Data lines:

-- START --

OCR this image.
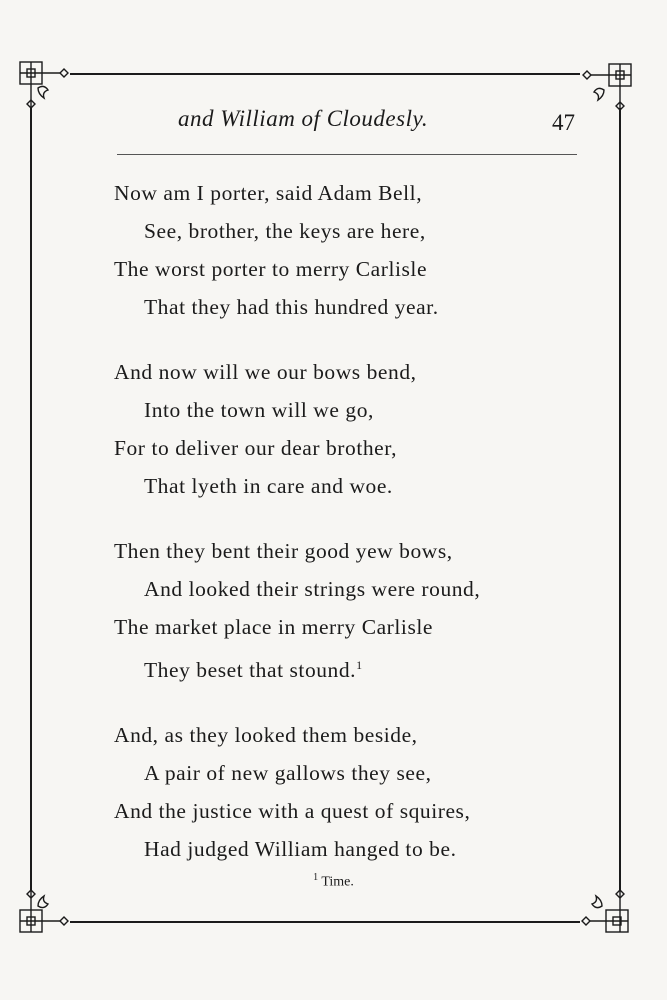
and William of Cloudesly.	47
Now am I porter, said Adam Bell,
See, brother, the keys are here,
The worst porter to merry Carlisle
That they had this hundred year.
And now will we our bows bend,
Into the town will we go,
For to deliver our dear brother,
That lyeth in care and woe.
Then they bent their good yew bows,
And looked their strings were round,
The market place in merry Carlisle
They beset that stound.$^1$
And, as they looked them beside,
A pair of new gallows they see,
And the justice with a quest of squires,
Had judged William hanged to be.
$^1$ Time.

-- END --

Set problem:
Where a line of the entries contains the word "looked", copy that line.

Reply:
And looked their strings were round,
And, as they looked them beside,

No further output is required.